What is asked:
How many lines of the records below contain the word "مفتوح"? Answer with the number alone.

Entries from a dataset
▽
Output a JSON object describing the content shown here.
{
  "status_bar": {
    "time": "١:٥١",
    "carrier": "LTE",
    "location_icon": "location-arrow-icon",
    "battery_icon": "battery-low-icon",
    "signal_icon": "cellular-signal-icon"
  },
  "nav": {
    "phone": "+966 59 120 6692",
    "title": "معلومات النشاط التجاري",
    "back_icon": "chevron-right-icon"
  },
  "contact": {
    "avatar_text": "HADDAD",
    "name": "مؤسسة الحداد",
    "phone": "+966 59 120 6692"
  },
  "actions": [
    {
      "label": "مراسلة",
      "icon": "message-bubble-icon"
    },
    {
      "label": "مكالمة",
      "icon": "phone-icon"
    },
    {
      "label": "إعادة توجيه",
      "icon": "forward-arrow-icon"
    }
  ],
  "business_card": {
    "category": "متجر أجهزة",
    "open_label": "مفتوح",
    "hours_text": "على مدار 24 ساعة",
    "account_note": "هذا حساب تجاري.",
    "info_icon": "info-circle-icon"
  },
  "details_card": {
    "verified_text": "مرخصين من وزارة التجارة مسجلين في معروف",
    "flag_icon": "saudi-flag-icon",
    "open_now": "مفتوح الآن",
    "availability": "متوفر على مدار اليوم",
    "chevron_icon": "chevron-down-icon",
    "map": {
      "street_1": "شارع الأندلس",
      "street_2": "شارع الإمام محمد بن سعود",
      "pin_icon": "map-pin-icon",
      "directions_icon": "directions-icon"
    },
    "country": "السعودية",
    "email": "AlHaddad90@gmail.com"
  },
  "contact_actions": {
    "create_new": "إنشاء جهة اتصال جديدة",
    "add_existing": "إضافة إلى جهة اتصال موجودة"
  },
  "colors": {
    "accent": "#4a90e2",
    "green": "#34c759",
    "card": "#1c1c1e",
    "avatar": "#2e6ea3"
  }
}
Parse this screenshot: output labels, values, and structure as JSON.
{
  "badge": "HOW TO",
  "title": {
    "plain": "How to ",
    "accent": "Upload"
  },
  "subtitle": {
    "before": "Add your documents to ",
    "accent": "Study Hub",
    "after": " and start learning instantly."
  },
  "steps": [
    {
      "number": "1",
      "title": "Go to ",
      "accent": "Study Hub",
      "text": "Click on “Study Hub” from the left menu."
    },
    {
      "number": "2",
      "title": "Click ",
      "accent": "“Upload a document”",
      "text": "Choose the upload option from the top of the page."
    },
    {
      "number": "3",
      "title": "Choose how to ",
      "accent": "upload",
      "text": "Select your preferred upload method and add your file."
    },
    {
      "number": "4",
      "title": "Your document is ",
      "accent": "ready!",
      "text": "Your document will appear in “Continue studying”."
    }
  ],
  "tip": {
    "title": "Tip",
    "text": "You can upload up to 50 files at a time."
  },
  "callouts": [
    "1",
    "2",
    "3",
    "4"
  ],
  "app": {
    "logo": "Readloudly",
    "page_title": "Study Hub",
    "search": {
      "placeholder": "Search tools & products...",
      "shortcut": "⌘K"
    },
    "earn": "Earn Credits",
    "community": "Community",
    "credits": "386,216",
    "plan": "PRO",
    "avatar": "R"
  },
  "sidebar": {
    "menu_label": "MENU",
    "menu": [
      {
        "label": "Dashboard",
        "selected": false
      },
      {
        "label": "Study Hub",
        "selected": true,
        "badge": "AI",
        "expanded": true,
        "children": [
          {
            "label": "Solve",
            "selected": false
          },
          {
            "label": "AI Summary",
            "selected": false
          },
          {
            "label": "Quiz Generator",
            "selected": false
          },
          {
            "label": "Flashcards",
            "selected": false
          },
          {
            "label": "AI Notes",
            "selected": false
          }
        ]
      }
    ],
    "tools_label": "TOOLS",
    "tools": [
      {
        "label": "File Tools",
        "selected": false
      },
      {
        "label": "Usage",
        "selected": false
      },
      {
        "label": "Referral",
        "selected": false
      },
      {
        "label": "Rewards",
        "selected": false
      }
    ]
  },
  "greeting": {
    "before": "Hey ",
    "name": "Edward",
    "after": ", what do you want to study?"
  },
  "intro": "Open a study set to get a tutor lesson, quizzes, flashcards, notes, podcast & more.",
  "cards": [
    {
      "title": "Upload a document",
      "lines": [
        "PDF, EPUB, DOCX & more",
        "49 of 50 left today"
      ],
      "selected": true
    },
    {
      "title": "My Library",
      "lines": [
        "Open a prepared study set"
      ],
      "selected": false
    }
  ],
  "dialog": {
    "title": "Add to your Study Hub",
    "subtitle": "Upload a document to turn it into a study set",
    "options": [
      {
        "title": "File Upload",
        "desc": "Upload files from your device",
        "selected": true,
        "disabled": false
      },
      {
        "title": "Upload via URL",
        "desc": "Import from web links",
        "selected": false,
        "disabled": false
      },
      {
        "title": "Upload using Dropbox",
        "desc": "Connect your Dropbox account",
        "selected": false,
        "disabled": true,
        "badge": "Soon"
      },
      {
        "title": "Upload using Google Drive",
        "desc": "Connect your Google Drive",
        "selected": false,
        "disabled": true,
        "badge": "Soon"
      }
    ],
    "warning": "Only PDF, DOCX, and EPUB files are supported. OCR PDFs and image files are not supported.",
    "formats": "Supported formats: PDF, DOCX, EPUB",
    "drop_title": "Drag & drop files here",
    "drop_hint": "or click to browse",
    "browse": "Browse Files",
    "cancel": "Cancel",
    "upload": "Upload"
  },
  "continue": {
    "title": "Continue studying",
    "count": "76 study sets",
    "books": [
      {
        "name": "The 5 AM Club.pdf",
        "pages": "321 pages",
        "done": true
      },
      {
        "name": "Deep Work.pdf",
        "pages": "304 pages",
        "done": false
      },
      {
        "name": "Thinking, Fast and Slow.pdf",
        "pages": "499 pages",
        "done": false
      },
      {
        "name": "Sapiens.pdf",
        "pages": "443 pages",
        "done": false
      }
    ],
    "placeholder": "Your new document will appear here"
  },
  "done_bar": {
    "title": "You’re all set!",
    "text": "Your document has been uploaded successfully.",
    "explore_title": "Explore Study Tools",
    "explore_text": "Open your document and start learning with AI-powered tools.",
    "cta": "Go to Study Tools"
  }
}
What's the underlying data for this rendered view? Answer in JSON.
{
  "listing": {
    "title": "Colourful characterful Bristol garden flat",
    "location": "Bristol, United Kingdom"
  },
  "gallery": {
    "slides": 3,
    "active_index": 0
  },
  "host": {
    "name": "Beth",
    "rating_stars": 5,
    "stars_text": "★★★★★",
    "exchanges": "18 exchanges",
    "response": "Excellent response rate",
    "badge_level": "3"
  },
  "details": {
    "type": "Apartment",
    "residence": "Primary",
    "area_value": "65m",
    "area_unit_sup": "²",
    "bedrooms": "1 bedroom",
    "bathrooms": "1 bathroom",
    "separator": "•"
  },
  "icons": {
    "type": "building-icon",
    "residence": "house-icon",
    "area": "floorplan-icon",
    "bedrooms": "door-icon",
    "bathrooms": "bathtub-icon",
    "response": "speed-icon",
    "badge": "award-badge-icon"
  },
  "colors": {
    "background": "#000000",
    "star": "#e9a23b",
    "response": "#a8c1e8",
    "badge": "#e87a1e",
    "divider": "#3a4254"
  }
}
△
Task result:
2